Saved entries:
══════════

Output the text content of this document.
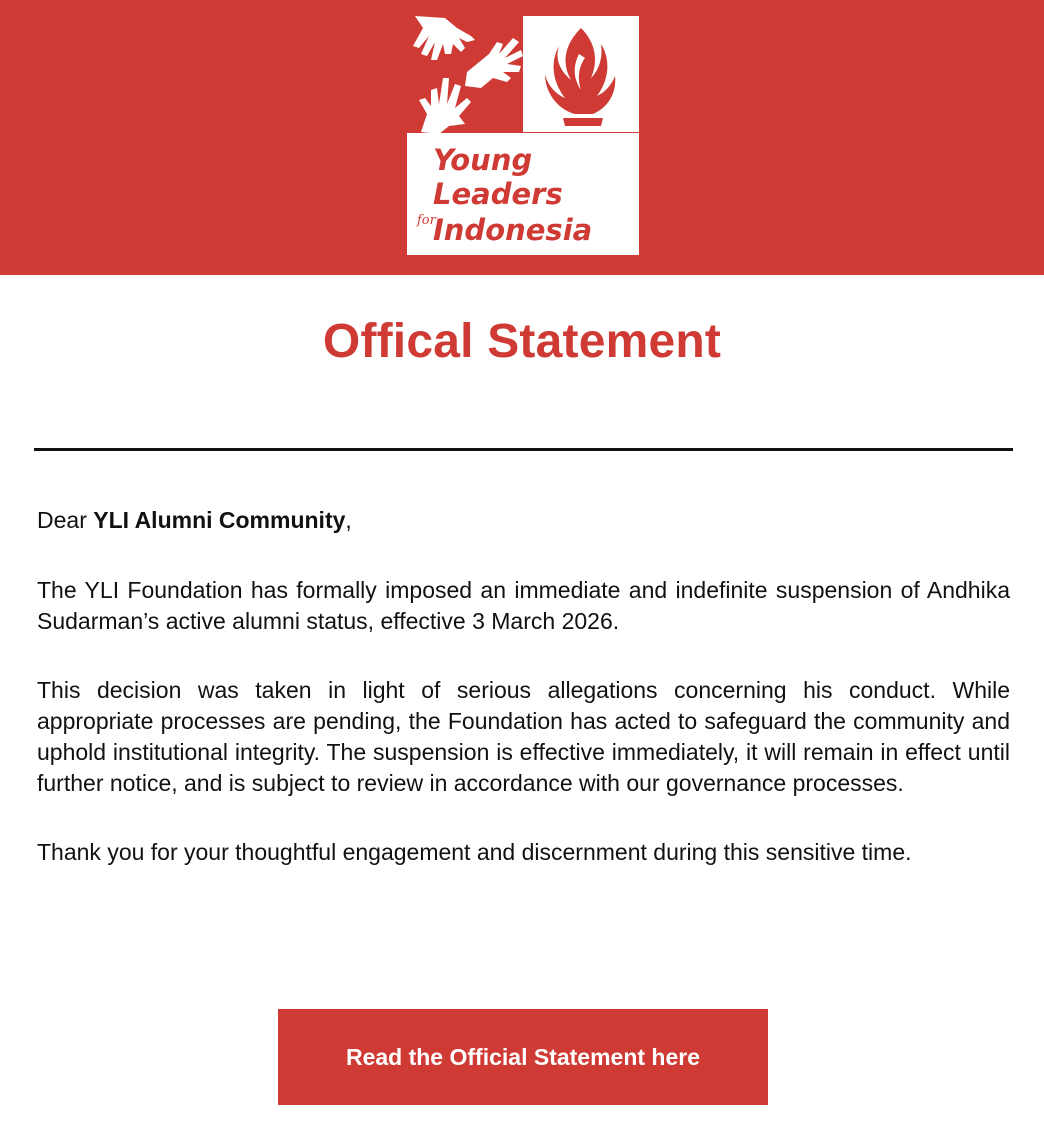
Young
Leaders
for
Indonesia
Offical Statement

Dear YLI Alumni Community,

The YLI Foundation has formally imposed an immediate and indefinite suspension of Andhika Sudarman’s active alumni status, effective 3 March 2026.

This decision was taken in light of serious allegations concerning his conduct. While appropriate processes are pending, the Foundation has acted to safeguard the community and uphold institutional integrity. The suspension is effective immediately, it will remain in effect until further notice, and is subject to review in accordance with our governance processes.

Thank you for your thoughtful engagement and discernment during this sensitive time.

Read the Official Statement here
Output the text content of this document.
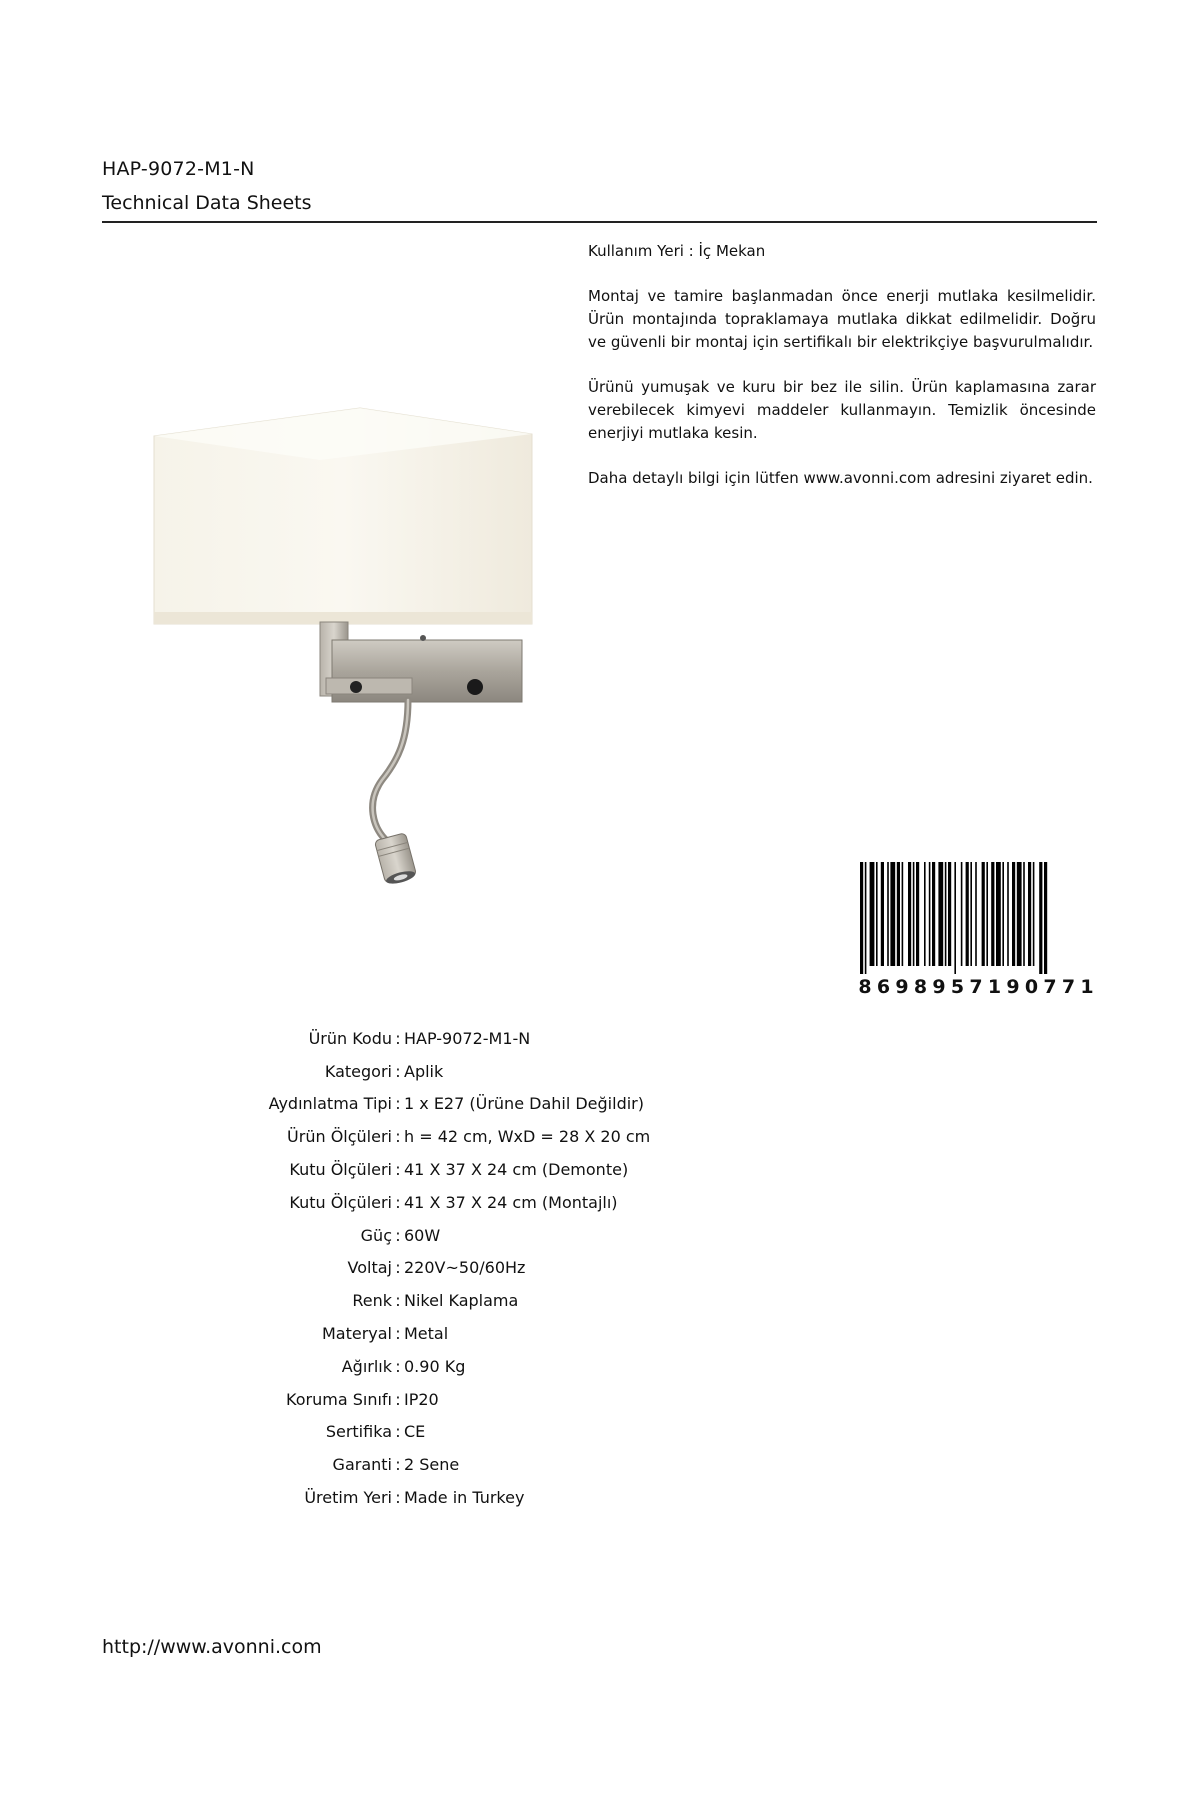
HAP-9072-M1-N
Technical Data Sheets

Kullanım Yeri : İç Mekan

Montaj ve tamire başlanmadan önce enerji mutlaka kesilmelidir. Ürün montajında topraklamaya mutlaka dikkat edilmelidir. Doğru ve güvenli bir montaj için sertifikalı bir elektrikçiye başvurulmalıdır.

Ürünü yumuşak ve kuru bir bez ile silin. Ürün kaplamasına zarar verebilecek kimyevi maddeler kullanmayın. Temizlik öncesinde enerjiyi mutlaka kesin.

Daha detaylı bilgi için lütfen www.avonni.com adresini ziyaret edin.

8 6 9 8 9 5 7 1 9 0 7 7 1
Ürün Kodu : HAP-9072-M1-N
Kategori : Aplik
Aydınlatma Tipi : 1 x E27 (Ürüne Dahil Değildir)
Ürün Ölçüleri : h = 42 cm, WxD = 28 X 20 cm
Kutu Ölçüleri : 41 X 37 X 24 cm (Demonte)
Kutu Ölçüleri : 41 X 37 X 24 cm (Montajlı)
Güç : 60W
Voltaj : 220V~50/60Hz
Renk : Nikel Kaplama
Materyal : Metal
Ağırlık : 0.90 Kg
Koruma Sınıfı : IP20
Sertifika : CE
Garanti : 2 Sene
Üretim Yeri : Made in Turkey
http://www.avonni.com
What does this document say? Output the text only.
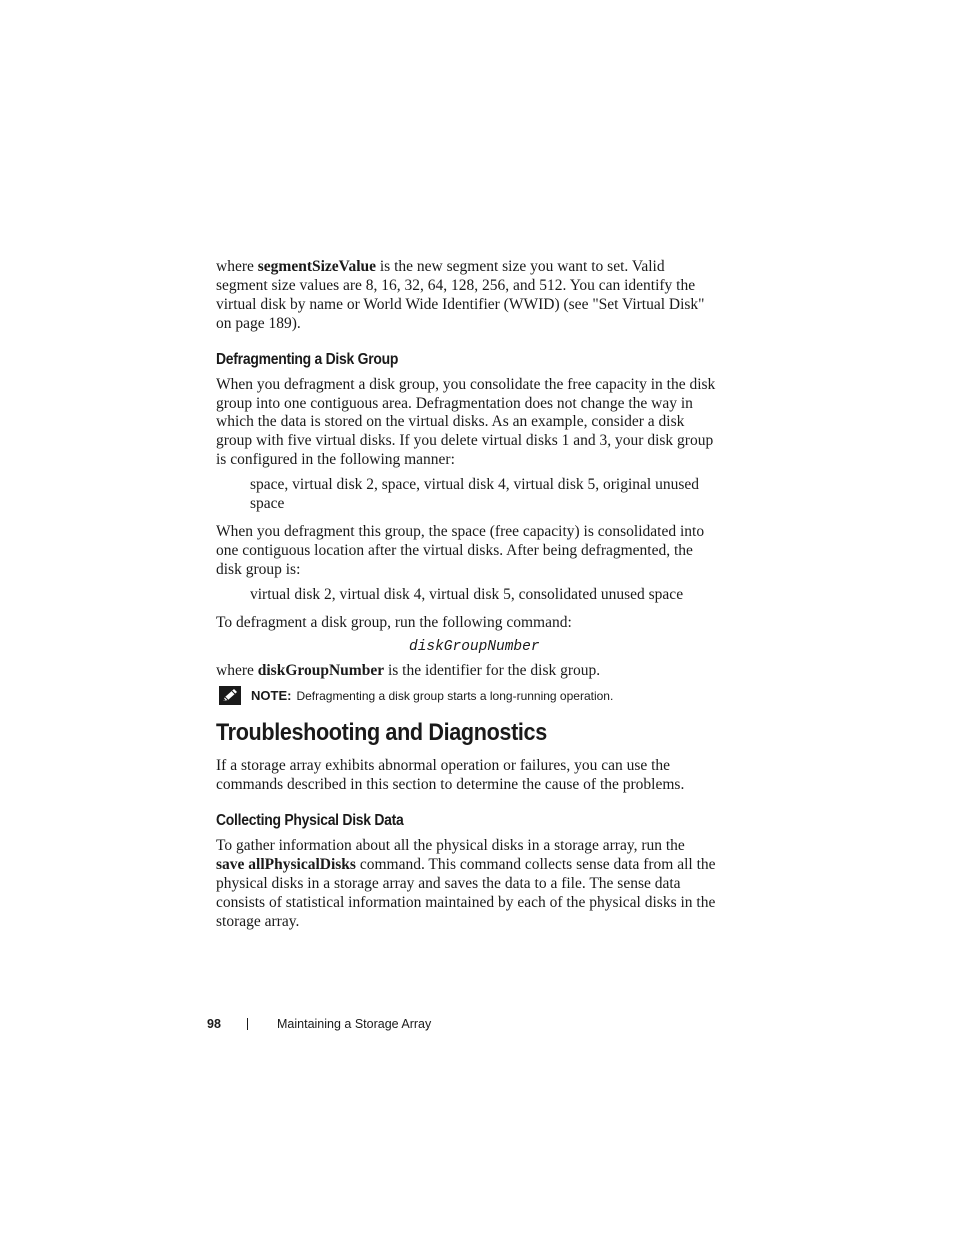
where segmentSizeValue is the new segment size you want to set. Valid segment size values are 8, 16, 32, 64, 128, 256, and 512. You can identify the virtual disk by name or World Wide Identifier (WWID) (see "Set Virtual Disk" on page 189).

Defragmenting a Disk Group

When you defragment a disk group, you consolidate the free capacity in the disk group into one contiguous area. Defragmentation does not change the way in which the data is stored on the virtual disks. As an example, consider a disk group with five virtual disks. If you delete virtual disks 1 and 3, your disk group is configured in the following manner:

space, virtual disk 2, space, virtual disk 4, virtual disk 5, original unused space

When you defragment this group, the space (free capacity) is consolidated into one contiguous location after the virtual disks. After being defragmented, the disk group is:

virtual disk 2, virtual disk 4, virtual disk 5, consolidated unused space

To defragment a disk group, run the following command:

diskGroupNumber

where diskGroupNumber is the identifier for the disk group.

NOTE: Defragmenting a disk group starts a long-running operation.
Troubleshooting and Diagnostics

If a storage array exhibits abnormal operation or failures, you can use the commands described in this section to determine the cause of the problems.

Collecting Physical Disk Data

To gather information about all the physical disks in a storage array, run the save allPhysicalDisks command. This command collects sense data from all the physical disks in a storage array and saves the data to a file. The sense data consists of statistical information maintained by each of the physical disks in the storage array.

98	Maintaining a Storage Array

══════════

_Exercise description_
Set the listing down in full and exactly. Pictures within it should not appear in the copy.

_Expected answer_
Output the text content of this document.
Young
Leaders
for
Indonesia
Offical Statement

Dear YLI Alumni Community,

The YLI Foundation has formally imposed an immediate and indefinite suspension of Andhika Sudarman’s active alumni status, effective 3 March 2026.

This decision was taken in light of serious allegations concerning his conduct. While appropriate processes are pending, the Foundation has acted to safeguard the community and uphold institutional integrity. The suspension is effective immediately, it will remain in effect until further notice, and is subject to review in accordance with our governance processes.

Thank you for your thoughtful engagement and discernment during this sensitive time.

Read the Official Statement here
Output the text content of this document.
HAP-9072-M1-N
Technical Data Sheets

Kullanım Yeri : İç Mekan

Montaj ve tamire başlanmadan önce enerji mutlaka kesilmelidir. Ürün montajında topraklamaya mutlaka dikkat edilmelidir. Doğru ve güvenli bir montaj için sertifikalı bir elektrikçiye başvurulmalıdır.

Ürünü yumuşak ve kuru bir bez ile silin. Ürün kaplamasına zarar verebilecek kimyevi maddeler kullanmayın. Temizlik öncesinde enerjiyi mutlaka kesin.

Daha detaylı bilgi için lütfen www.avonni.com adresini ziyaret edin.

8 6 9 8 9 5 7 1 9 0 7 7 1
Ürün Kodu : HAP-9072-M1-N
Kategori : Aplik
Aydınlatma Tipi : 1 x E27 (Ürüne Dahil Değildir)
Ürün Ölçüleri : h = 42 cm, WxD = 28 X 20 cm
Kutu Ölçüleri : 41 X 37 X 24 cm (Demonte)
Kutu Ölçüleri : 41 X 37 X 24 cm (Montajlı)
Güç : 60W
Voltaj : 220V~50/60Hz
Renk : Nikel Kaplama
Materyal : Metal
Ağırlık : 0.90 Kg
Koruma Sınıfı : IP20
Sertifika : CE
Garanti : 2 Sene
Üretim Yeri : Made in Turkey
http://www.avonni.com
What does this document say? Output the text only.
where segmentSizeValue is the new segment size you want to set. Valid segment size values are 8, 16, 32, 64, 128, 256, and 512. You can identify the virtual disk by name or World Wide Identifier (WWID) (see "Set Virtual Disk" on page 189).

Defragmenting a Disk Group

When you defragment a disk group, you consolidate the free capacity in the disk group into one contiguous area. Defragmentation does not change the way in which the data is stored on the virtual disks. As an example, consider a disk group with five virtual disks. If you delete virtual disks 1 and 3, your disk group is configured in the following manner:

space, virtual disk 2, space, virtual disk 4, virtual disk 5, original unused space

When you defragment this group, the space (free capacity) is consolidated into one contiguous location after the virtual disks. After being defragmented, the disk group is:

virtual disk 2, virtual disk 4, virtual disk 5, consolidated unused space

To defragment a disk group, run the following command:

diskGroupNumber

where diskGroupNumber is the identifier for the disk group.

NOTE: Defragmenting a disk group starts a long-running operation.
Troubleshooting and Diagnostics

If a storage array exhibits abnormal operation or failures, you can use the commands described in this section to determine the cause of the problems.

Collecting Physical Disk Data

To gather information about all the physical disks in a storage array, run the save allPhysicalDisks command. This command collects sense data from all the physical disks in a storage array and saves the data to a file. The sense data consists of statistical information maintained by each of the physical disks in the storage array.

98	Maintaining a Storage Array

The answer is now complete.